* SHORT PROBLEM: Collect each line holding the string "neutrophil".

-- Start INPUT ROWS --

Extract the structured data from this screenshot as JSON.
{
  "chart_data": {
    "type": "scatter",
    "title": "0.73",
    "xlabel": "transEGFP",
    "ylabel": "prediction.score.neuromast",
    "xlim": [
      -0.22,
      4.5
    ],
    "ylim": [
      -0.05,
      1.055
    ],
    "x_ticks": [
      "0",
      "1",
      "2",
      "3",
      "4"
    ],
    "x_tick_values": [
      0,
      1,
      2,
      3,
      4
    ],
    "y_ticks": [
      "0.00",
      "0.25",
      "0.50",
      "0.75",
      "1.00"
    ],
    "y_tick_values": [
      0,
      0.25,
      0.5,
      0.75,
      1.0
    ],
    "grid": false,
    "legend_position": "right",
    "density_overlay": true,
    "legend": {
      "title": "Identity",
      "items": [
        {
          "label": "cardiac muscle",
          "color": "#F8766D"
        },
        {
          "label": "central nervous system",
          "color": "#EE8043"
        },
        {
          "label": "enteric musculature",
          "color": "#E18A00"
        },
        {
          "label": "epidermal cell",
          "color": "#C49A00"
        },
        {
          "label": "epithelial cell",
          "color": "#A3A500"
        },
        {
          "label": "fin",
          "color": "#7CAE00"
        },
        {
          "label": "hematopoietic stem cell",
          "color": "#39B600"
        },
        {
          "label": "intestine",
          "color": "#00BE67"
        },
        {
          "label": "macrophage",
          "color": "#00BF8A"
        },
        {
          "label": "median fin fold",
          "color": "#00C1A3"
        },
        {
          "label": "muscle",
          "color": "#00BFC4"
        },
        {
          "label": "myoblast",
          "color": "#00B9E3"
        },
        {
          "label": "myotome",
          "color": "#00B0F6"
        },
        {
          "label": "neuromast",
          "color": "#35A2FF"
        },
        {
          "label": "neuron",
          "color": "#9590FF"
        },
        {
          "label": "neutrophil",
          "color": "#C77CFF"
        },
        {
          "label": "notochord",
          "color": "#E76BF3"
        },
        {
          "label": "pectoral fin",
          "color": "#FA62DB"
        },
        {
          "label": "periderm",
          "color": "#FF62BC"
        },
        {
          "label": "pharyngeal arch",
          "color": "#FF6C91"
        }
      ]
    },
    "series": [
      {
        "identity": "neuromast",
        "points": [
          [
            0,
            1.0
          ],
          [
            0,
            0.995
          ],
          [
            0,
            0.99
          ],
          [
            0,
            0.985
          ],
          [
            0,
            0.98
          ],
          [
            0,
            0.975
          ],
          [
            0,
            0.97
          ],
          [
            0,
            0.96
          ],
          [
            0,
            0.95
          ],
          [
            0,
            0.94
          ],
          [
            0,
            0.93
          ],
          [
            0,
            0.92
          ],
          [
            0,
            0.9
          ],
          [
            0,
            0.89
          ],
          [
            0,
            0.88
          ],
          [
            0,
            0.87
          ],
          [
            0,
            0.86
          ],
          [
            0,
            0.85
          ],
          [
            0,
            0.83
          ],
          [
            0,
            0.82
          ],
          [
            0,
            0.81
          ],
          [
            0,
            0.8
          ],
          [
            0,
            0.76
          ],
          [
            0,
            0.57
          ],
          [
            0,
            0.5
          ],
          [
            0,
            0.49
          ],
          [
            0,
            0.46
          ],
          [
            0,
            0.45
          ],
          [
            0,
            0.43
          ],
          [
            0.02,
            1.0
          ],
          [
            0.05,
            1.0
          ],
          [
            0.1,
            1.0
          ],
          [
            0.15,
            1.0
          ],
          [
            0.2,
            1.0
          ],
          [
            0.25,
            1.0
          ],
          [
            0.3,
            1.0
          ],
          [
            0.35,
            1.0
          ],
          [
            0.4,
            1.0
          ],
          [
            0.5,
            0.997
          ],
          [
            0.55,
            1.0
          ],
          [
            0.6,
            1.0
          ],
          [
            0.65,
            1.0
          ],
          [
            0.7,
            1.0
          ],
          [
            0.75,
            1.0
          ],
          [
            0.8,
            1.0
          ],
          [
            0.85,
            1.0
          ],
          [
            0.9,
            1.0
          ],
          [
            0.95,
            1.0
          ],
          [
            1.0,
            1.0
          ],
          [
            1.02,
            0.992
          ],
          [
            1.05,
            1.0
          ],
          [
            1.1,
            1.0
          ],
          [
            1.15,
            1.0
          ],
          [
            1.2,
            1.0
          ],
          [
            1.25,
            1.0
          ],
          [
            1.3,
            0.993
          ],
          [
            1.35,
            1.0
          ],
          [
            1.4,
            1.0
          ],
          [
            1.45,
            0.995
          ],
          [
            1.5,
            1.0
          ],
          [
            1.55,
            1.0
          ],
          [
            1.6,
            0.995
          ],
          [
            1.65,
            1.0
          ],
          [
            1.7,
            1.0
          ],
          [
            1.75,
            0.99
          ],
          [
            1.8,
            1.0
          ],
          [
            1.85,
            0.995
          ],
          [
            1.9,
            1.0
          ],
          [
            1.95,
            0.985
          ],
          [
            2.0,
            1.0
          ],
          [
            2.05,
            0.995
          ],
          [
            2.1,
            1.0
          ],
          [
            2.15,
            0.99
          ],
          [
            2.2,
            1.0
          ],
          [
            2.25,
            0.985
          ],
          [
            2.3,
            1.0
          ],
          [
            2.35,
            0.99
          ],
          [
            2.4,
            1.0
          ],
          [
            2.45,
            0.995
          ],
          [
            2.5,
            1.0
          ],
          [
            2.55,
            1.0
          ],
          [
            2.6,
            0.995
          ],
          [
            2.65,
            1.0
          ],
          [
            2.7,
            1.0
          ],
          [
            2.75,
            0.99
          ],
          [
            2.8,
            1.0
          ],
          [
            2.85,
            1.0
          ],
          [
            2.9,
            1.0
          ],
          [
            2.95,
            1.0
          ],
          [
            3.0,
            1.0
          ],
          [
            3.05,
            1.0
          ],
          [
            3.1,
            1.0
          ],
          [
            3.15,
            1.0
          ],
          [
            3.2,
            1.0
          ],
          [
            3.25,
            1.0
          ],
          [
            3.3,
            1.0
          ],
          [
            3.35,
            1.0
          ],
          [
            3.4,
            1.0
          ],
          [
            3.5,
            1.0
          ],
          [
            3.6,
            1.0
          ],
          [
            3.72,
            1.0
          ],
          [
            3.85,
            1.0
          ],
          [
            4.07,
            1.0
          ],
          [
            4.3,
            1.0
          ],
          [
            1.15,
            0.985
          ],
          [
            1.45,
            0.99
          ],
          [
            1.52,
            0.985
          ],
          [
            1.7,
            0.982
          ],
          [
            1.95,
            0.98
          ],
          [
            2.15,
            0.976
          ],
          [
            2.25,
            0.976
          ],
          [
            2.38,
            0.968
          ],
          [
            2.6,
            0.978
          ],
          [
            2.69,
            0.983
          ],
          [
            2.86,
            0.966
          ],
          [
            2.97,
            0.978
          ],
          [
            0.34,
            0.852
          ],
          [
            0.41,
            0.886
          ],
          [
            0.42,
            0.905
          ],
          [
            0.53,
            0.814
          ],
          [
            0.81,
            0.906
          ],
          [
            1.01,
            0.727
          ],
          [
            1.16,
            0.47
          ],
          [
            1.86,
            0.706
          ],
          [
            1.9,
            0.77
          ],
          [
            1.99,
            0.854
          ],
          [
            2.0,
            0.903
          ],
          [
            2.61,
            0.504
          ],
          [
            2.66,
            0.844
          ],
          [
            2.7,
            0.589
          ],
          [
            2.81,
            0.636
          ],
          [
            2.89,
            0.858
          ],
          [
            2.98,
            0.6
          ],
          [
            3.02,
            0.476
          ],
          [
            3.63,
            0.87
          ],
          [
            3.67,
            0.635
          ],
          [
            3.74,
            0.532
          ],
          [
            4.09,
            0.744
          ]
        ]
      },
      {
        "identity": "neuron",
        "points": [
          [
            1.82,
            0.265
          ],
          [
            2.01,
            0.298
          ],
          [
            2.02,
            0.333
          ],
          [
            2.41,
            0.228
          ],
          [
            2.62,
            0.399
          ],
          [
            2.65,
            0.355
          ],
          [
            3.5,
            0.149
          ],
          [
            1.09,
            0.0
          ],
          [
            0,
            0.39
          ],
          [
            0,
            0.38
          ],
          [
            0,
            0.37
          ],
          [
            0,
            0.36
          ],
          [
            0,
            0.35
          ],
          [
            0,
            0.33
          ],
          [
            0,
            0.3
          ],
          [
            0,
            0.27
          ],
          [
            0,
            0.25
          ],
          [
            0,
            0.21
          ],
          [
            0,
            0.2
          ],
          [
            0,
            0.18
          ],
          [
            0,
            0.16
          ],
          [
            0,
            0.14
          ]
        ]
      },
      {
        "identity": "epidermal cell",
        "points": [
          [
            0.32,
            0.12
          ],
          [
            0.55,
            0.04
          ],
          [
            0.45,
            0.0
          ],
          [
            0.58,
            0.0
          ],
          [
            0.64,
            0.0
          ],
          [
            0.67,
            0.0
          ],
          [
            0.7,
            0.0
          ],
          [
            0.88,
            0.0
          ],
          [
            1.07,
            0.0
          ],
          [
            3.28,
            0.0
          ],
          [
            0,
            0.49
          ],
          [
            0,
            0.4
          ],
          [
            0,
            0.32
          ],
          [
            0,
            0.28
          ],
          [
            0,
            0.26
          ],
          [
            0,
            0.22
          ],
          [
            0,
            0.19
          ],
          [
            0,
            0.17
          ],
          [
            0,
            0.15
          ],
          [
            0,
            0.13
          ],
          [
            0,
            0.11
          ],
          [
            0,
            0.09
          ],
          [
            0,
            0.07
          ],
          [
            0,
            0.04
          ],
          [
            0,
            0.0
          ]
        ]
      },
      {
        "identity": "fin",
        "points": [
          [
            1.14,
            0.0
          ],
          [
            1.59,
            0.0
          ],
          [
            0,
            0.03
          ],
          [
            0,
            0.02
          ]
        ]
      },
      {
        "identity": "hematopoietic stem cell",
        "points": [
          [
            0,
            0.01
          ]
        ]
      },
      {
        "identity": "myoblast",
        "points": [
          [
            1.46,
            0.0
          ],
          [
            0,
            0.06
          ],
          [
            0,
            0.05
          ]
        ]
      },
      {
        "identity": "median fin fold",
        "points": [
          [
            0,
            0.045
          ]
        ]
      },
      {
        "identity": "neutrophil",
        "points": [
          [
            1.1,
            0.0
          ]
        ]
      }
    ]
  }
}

-- End INPUT ROWS --

* TASK RESULT:
          "label": "neutrophil",
        "identity": "neutrophil",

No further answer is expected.